Problem to work on
Collect every line in the records below that contains the word "Home".
-*-
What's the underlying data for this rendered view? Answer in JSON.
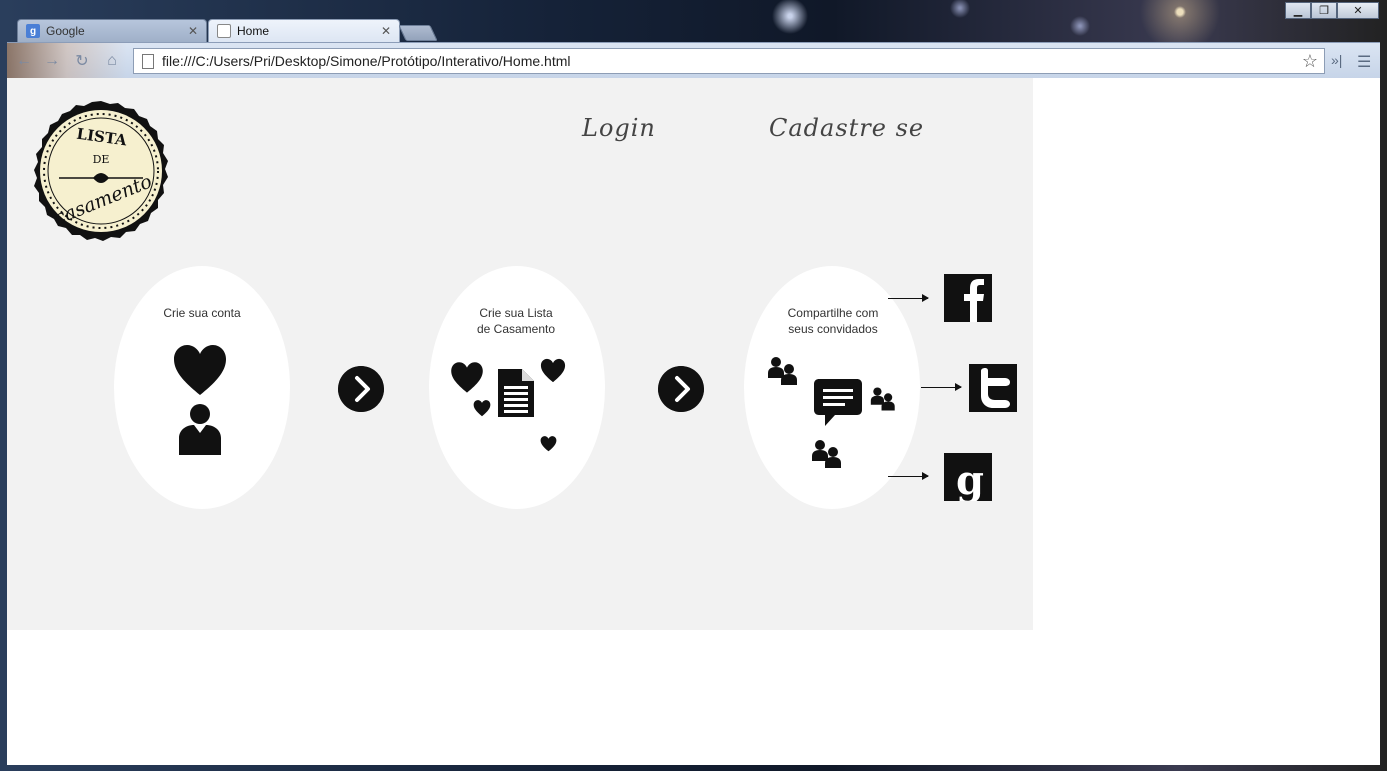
{
  "browser": {
    "tabs": [
      {
        "label": "Google",
        "favicon": "google-g-icon",
        "active": false
      },
      {
        "label": "Home",
        "favicon": "page-icon",
        "active": true
      }
    ],
    "address": "file:///C:/Users/Pri/Desktop/Simone/Protótipo/Interativo/Home.html",
    "window_controls": [
      "minimize",
      "maximize",
      "close"
    ]
  },
  "site": {
    "logo": {
      "line1": "LISTA",
      "line2": "DE",
      "line3": "casamento"
    },
    "nav": {
      "login": "Login",
      "signup": "Cadastre se"
    },
    "steps": [
      {
        "label": "Crie sua conta",
        "icons": [
          "heart-icon",
          "user-icon"
        ]
      },
      {
        "label": "Crie sua Lista\nde Casamento",
        "icons": [
          "heart-icon",
          "document-icon"
        ]
      },
      {
        "label": "Compartilhe com\nseus convidados",
        "icons": [
          "chat-bubble-icon",
          "users-icon"
        ]
      }
    ],
    "social": [
      "facebook",
      "twitter",
      "google-plus"
    ],
    "colors": {
      "page_bg": "#f2f2f2",
      "accent": "#111111",
      "logo_bg": "#f6f0cf"
    }
  }
}
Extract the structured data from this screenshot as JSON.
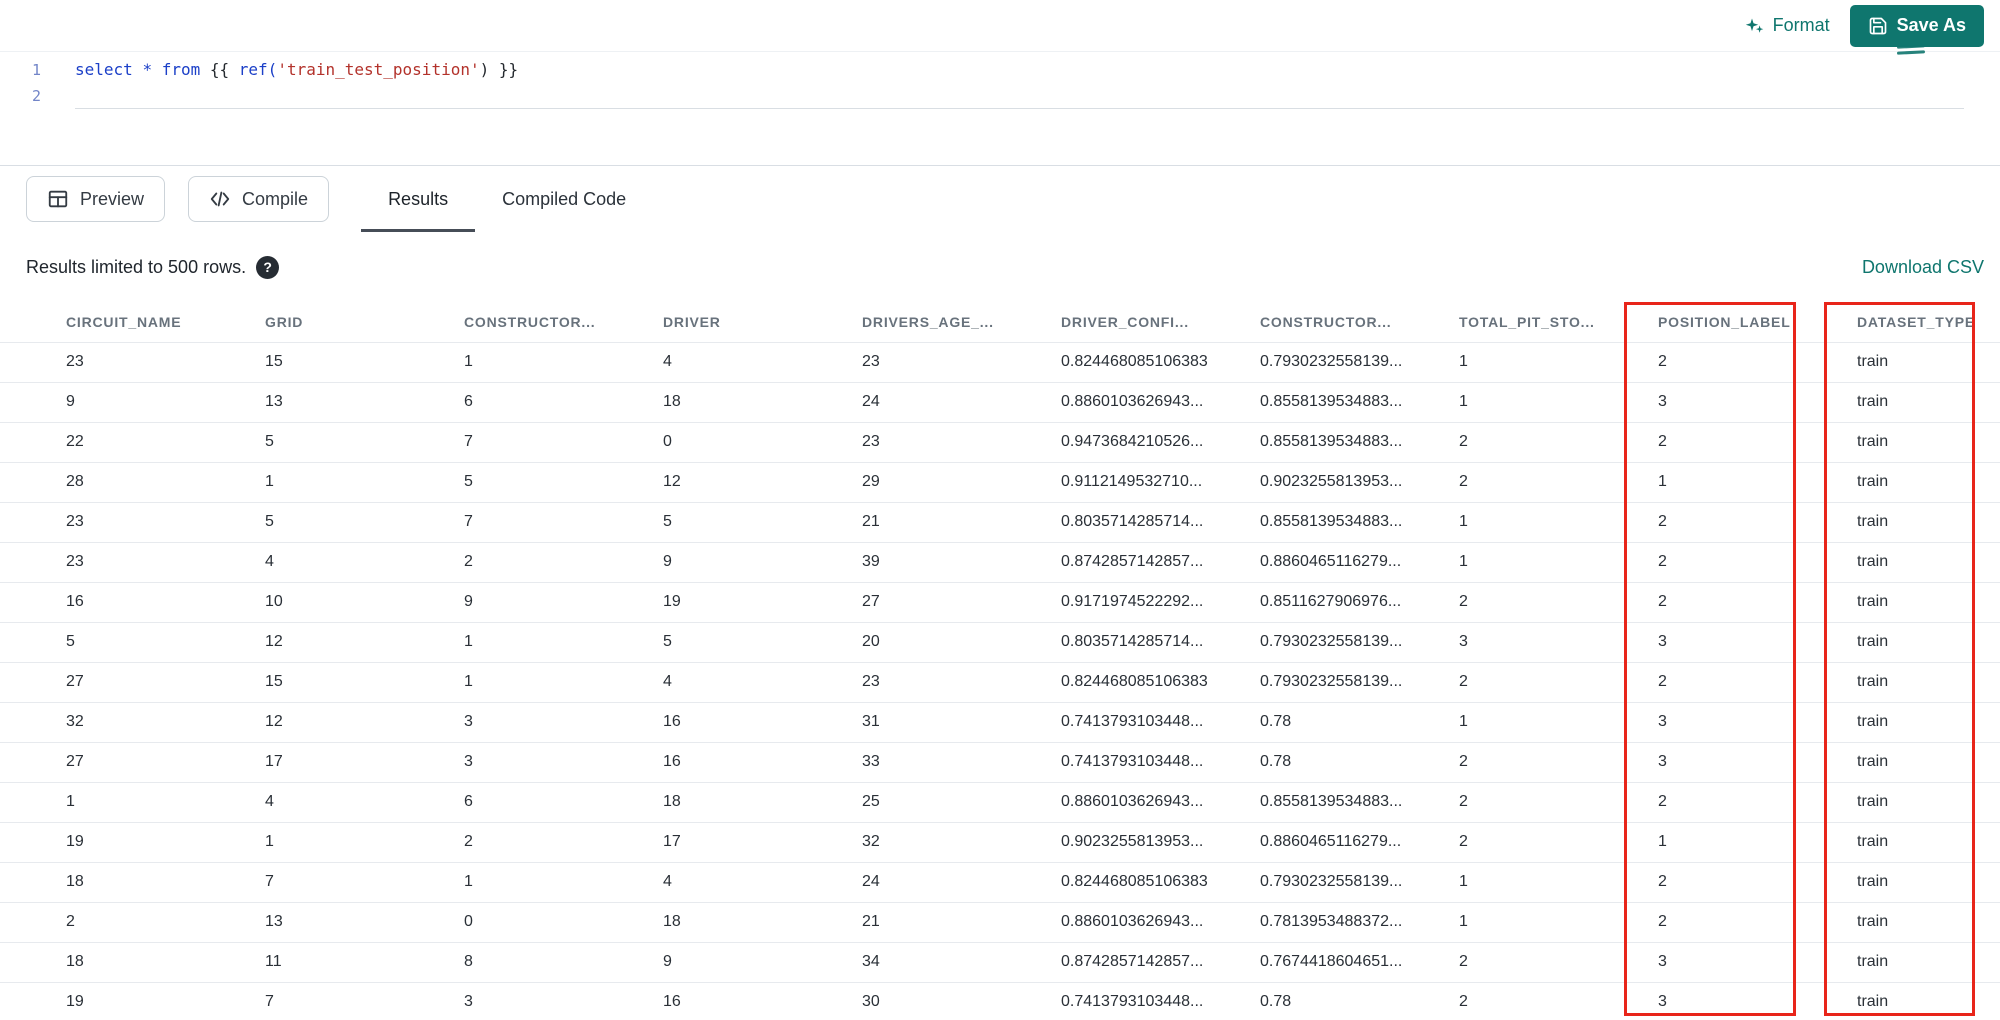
{
  "colors": {
    "accent": "#0f766e",
    "highlight": "#e8251a",
    "kw": "#1c40c8",
    "str": "#b3322b"
  },
  "toolbar": {
    "format_label": "Format",
    "save_as_label": "Save As"
  },
  "editor": {
    "line_numbers": [
      "1",
      "2"
    ],
    "code_line_1": "select * from {{ ref('train_test_position') }}",
    "tokens": [
      {
        "text": "select",
        "type": "keyword"
      },
      {
        "text": " ",
        "type": "plain"
      },
      {
        "text": "*",
        "type": "keyword"
      },
      {
        "text": " ",
        "type": "plain"
      },
      {
        "text": "from",
        "type": "keyword"
      },
      {
        "text": " {{ ",
        "type": "plain"
      },
      {
        "text": "ref(",
        "type": "function"
      },
      {
        "text": "'train_test_position'",
        "type": "string"
      },
      {
        "text": ") }}",
        "type": "plain"
      }
    ]
  },
  "actions": {
    "preview_label": "Preview",
    "compile_label": "Compile",
    "tabs": [
      {
        "label": "Results",
        "active": true
      },
      {
        "label": "Compiled Code",
        "active": false
      }
    ]
  },
  "results": {
    "limit_note": "Results limited to 500 rows.",
    "help_glyph": "?",
    "download_csv_label": "Download CSV"
  },
  "table": {
    "columns": [
      "CIRCUIT_NAME",
      "GRID",
      "CONSTRUCTOR...",
      "DRIVER",
      "DRIVERS_AGE_...",
      "DRIVER_CONFI...",
      "CONSTRUCTOR...",
      "TOTAL_PIT_STO...",
      "POSITION_LABEL",
      "DATASET_TYPE"
    ],
    "highlighted_columns": [
      "POSITION_LABEL",
      "DATASET_TYPE"
    ],
    "rows": [
      [
        23,
        15,
        1,
        4,
        23,
        "0.824468085106383",
        "0.7930232558139...",
        1,
        2,
        "train"
      ],
      [
        9,
        13,
        6,
        18,
        24,
        "0.8860103626943...",
        "0.8558139534883...",
        1,
        3,
        "train"
      ],
      [
        22,
        5,
        7,
        0,
        23,
        "0.9473684210526...",
        "0.8558139534883...",
        2,
        2,
        "train"
      ],
      [
        28,
        1,
        5,
        12,
        29,
        "0.9112149532710...",
        "0.9023255813953...",
        2,
        1,
        "train"
      ],
      [
        23,
        5,
        7,
        5,
        21,
        "0.8035714285714...",
        "0.8558139534883...",
        1,
        2,
        "train"
      ],
      [
        23,
        4,
        2,
        9,
        39,
        "0.8742857142857...",
        "0.8860465116279...",
        1,
        2,
        "train"
      ],
      [
        16,
        10,
        9,
        19,
        27,
        "0.9171974522292...",
        "0.8511627906976...",
        2,
        2,
        "train"
      ],
      [
        5,
        12,
        1,
        5,
        20,
        "0.8035714285714...",
        "0.7930232558139...",
        3,
        3,
        "train"
      ],
      [
        27,
        15,
        1,
        4,
        23,
        "0.824468085106383",
        "0.7930232558139...",
        2,
        2,
        "train"
      ],
      [
        32,
        12,
        3,
        16,
        31,
        "0.7413793103448...",
        "0.78",
        1,
        3,
        "train"
      ],
      [
        27,
        17,
        3,
        16,
        33,
        "0.7413793103448...",
        "0.78",
        2,
        3,
        "train"
      ],
      [
        1,
        4,
        6,
        18,
        25,
        "0.8860103626943...",
        "0.8558139534883...",
        2,
        2,
        "train"
      ],
      [
        19,
        1,
        2,
        17,
        32,
        "0.9023255813953...",
        "0.8860465116279...",
        2,
        1,
        "train"
      ],
      [
        18,
        7,
        1,
        4,
        24,
        "0.824468085106383",
        "0.7930232558139...",
        1,
        2,
        "train"
      ],
      [
        2,
        13,
        0,
        18,
        21,
        "0.8860103626943...",
        "0.7813953488372...",
        1,
        2,
        "train"
      ],
      [
        18,
        11,
        8,
        9,
        34,
        "0.8742857142857...",
        "0.7674418604651...",
        2,
        3,
        "train"
      ],
      [
        19,
        7,
        3,
        16,
        30,
        "0.7413793103448...",
        "0.78",
        2,
        3,
        "train"
      ]
    ]
  }
}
-*-
Task solution
        "label": "Home",
    "address": "file:///C:/Users/Pri/Desktop/Simone/Protótipo/Interativo/Home.html",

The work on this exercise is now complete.